DATASET ROWS:

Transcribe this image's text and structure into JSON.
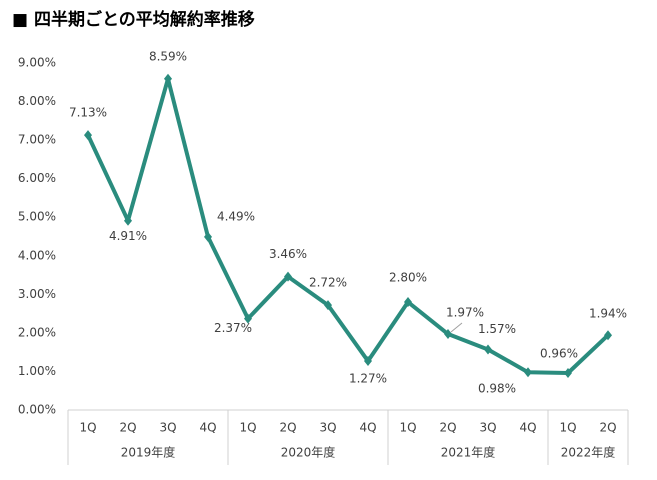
{
  "chart_data": {
    "type": "line",
    "title": "■ 四半期ごとの平均解約率推移",
    "groups": [
      {
        "name": "2019年度",
        "categories": [
          "1Q",
          "2Q",
          "3Q",
          "4Q"
        ]
      },
      {
        "name": "2020年度",
        "categories": [
          "1Q",
          "2Q",
          "3Q",
          "4Q"
        ]
      },
      {
        "name": "2021年度",
        "categories": [
          "1Q",
          "2Q",
          "3Q",
          "4Q"
        ]
      },
      {
        "name": "2022年度",
        "categories": [
          "1Q",
          "2Q"
        ]
      }
    ],
    "values": [
      7.13,
      4.91,
      8.59,
      4.49,
      2.37,
      3.46,
      2.72,
      1.27,
      2.8,
      1.97,
      1.57,
      0.98,
      0.96,
      1.94
    ],
    "value_labels": [
      "7.13%",
      "4.91%",
      "8.59%",
      "4.49%",
      "2.37%",
      "3.46%",
      "2.72%",
      "1.27%",
      "2.80%",
      "1.97%",
      "1.57%",
      "0.98%",
      "0.96%",
      "1.94%"
    ],
    "color": "#2a8c7e",
    "ylim": [
      0,
      9
    ],
    "yticks": [
      {
        "value": 0,
        "label": "0.00%"
      },
      {
        "value": 1,
        "label": "1.00%"
      },
      {
        "value": 2,
        "label": "2.00%"
      },
      {
        "value": 3,
        "label": "3.00%"
      },
      {
        "value": 4,
        "label": "4.00%"
      },
      {
        "value": 5,
        "label": "5.00%"
      },
      {
        "value": 6,
        "label": "6.00%"
      },
      {
        "value": 7,
        "label": "7.00%"
      },
      {
        "value": 8,
        "label": "8.00%"
      },
      {
        "value": 9,
        "label": "9.00%"
      }
    ],
    "grid": false
  }
}
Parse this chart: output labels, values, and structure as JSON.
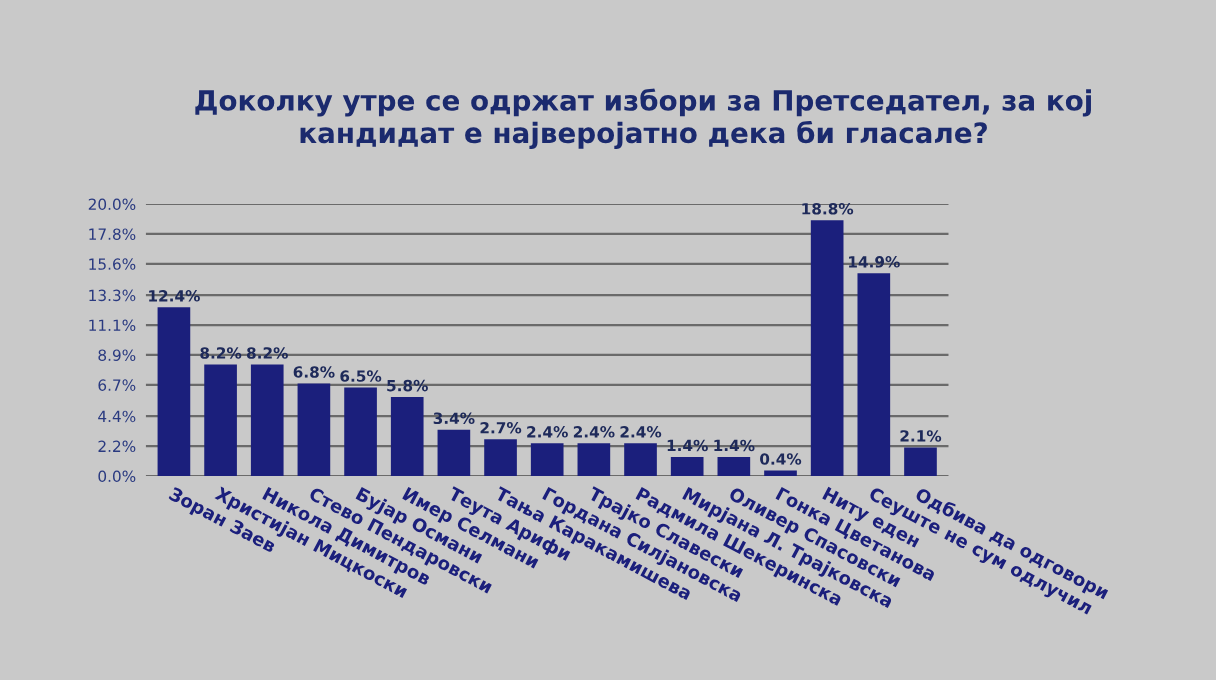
{
  "chart_data": {
    "type": "bar",
    "title": "Доколку утре се одржат избори за Претседател, за кој\nкандидат е најверојатно дека би гласале?",
    "categories": [
      "Зоран Заев",
      "Христијан Мицкоски",
      "Никола Димитров",
      "Стево Пендаровски",
      "Бујар Османи",
      "Имер Селмани",
      "Теута Арифи",
      "Тања Каракамишева",
      "Гордана Силјановска",
      "Трајко Славески",
      "Радмила Шекеринска",
      "Мирјана Л. Трајковска",
      "Оливер Спасовски",
      "Гонка Цветанова",
      "Ниту еден",
      "Сеуште не сум одлучил",
      "Одбива да одговори"
    ],
    "values": [
      12.4,
      8.2,
      8.2,
      6.8,
      6.5,
      5.8,
      3.4,
      2.7,
      2.4,
      2.4,
      2.4,
      1.4,
      1.4,
      0.4,
      18.8,
      14.9,
      2.1
    ],
    "value_labels": [
      "12.4%",
      "8.2%",
      "8.2%",
      "6.8%",
      "6.5%",
      "5.8%",
      "3.4%",
      "2.7%",
      "2.4%",
      "2.4%",
      "2.4%",
      "1.4%",
      "1.4%",
      "0.4%",
      "18.8%",
      "14.9%",
      "2.1%"
    ],
    "color": "#1b1f7c",
    "ylim": [
      0,
      20
    ],
    "yticks": [
      {
        "value": 0,
        "label": "0.0%"
      },
      {
        "value": 2.2,
        "label": "2.2%"
      },
      {
        "value": 4.4,
        "label": "4.4%"
      },
      {
        "value": 6.7,
        "label": "6.7%"
      },
      {
        "value": 8.9,
        "label": "8.9%"
      },
      {
        "value": 11.1,
        "label": "11.1%"
      },
      {
        "value": 13.3,
        "label": "13.3%"
      },
      {
        "value": 15.6,
        "label": "15.6%"
      },
      {
        "value": 17.8,
        "label": "17.8%"
      },
      {
        "value": 20,
        "label": "20.0%"
      }
    ],
    "grid": "y"
  }
}
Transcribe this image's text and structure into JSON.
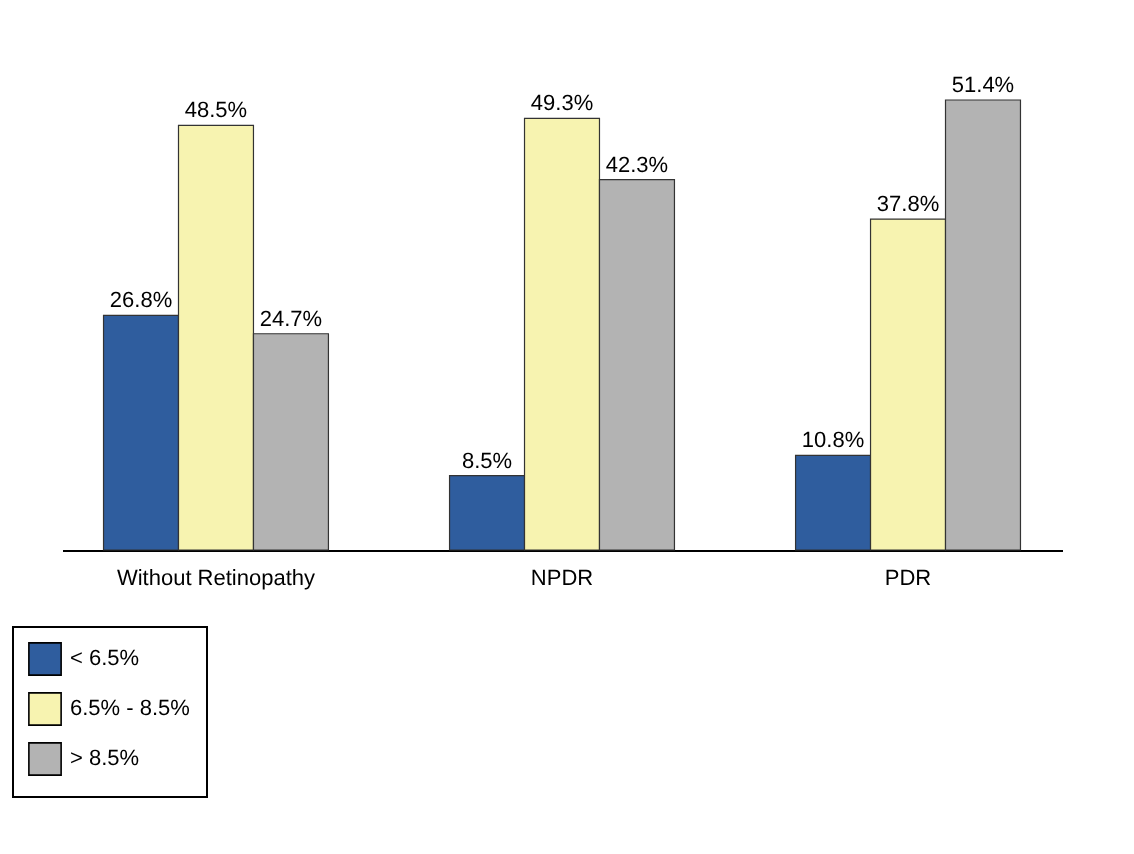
{
  "chart_data": {
    "type": "bar",
    "categories": [
      "Without Retinopathy",
      "NPDR",
      "PDR"
    ],
    "series": [
      {
        "name": "< 6.5%",
        "color": "#2f5d9e",
        "values": [
          26.8,
          8.5,
          10.8
        ],
        "value_labels": [
          "26.8%",
          "8.5%",
          "10.8%"
        ]
      },
      {
        "name": "6.5% - 8.5%",
        "color": "#f7f3b0",
        "values": [
          48.5,
          49.3,
          37.8
        ],
        "value_labels": [
          "48.5%",
          "49.3%",
          "37.8%"
        ]
      },
      {
        "name": "> 8.5%",
        "color": "#b3b3b3",
        "values": [
          24.7,
          42.3,
          51.4
        ],
        "value_labels": [
          "24.7%",
          "42.3%",
          "51.4%"
        ]
      }
    ],
    "legend": "bottom left",
    "grid": false
  }
}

YOUR INSTRUCTIONS:
Pull every line containing "name" from the material above.

WRITTEN ANSWER:
        "name": "2019年度",
        "name": "2020年度",
        "name": "2021年度",
        "name": "2022年度",
        "name": "< 6.5%",
        "name": "6.5% - 8.5%",
        "name": "> 8.5%",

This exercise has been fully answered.